[Input data]:
▼
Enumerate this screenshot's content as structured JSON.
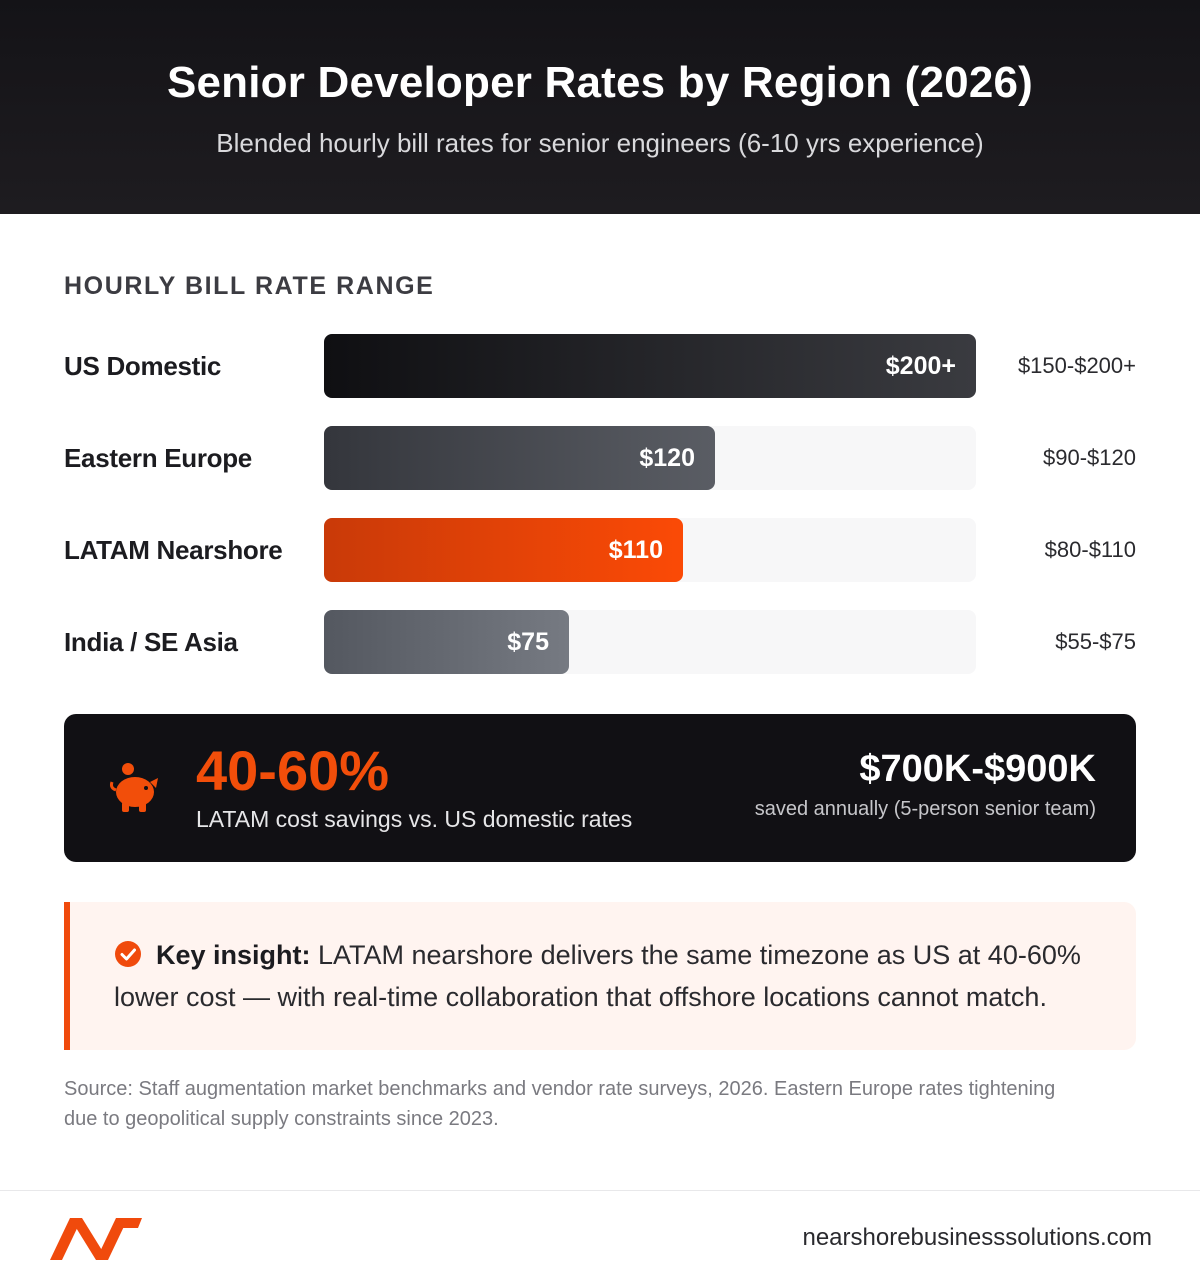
{
  "header": {
    "title": "Senior Developer Rates by Region (2026)",
    "subtitle": "Blended hourly bill rates for senior engineers (6-10 yrs experience)"
  },
  "chart_data": {
    "type": "bar",
    "title": "Senior Developer Rates by Region (2026)",
    "subtitle": "Blended hourly bill rates for senior engineers (6-10 yrs experience)",
    "section_label": "HOURLY BILL RATE RANGE",
    "orientation": "horizontal",
    "xlim": [
      0,
      200
    ],
    "categories": [
      "US Domestic",
      "Eastern Europe",
      "LATAM Nearshore",
      "India / SE Asia"
    ],
    "values": [
      200,
      120,
      110,
      75
    ],
    "value_labels": [
      "$200+",
      "$120",
      "$110",
      "$75"
    ],
    "ranges": [
      "$150-$200+",
      "$90-$120",
      "$80-$110",
      "$55-$75"
    ],
    "colors": [
      [
        "#0f0f12",
        "#3a3b40"
      ],
      [
        "#34363c",
        "#5a5d64"
      ],
      [
        "#c93a08",
        "#fb4a06"
      ],
      [
        "#545860",
        "#767a82"
      ]
    ]
  },
  "savings": {
    "percent": "40-60%",
    "percent_caption": "LATAM cost savings vs. US domestic rates",
    "amount": "$700K-$900K",
    "amount_caption": "saved annually (5-person senior team)"
  },
  "insight": {
    "lead": "Key insight:",
    "text": " LATAM nearshore delivers the same timezone as US at 40-60% lower cost — with real-time collaboration that offshore locations cannot match."
  },
  "source": "Source: Staff augmentation market benchmarks and vendor rate surveys, 2026. Eastern Europe rates tightening due to geopolitical supply constraints since 2023.",
  "footer": {
    "site": "nearshorebusinesssolutions.com"
  },
  "accent_color": "#f04a0c",
  "icons": [
    "piggy-bank-icon",
    "check-circle-icon",
    "brand-logo"
  ]
}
▲
[Stated exercise]: Locate and copy each line in the data above that includes the word "savings".

[Solution for this exercise]:
  "savings": {
    "percent_caption": "LATAM cost savings vs. US domestic rates",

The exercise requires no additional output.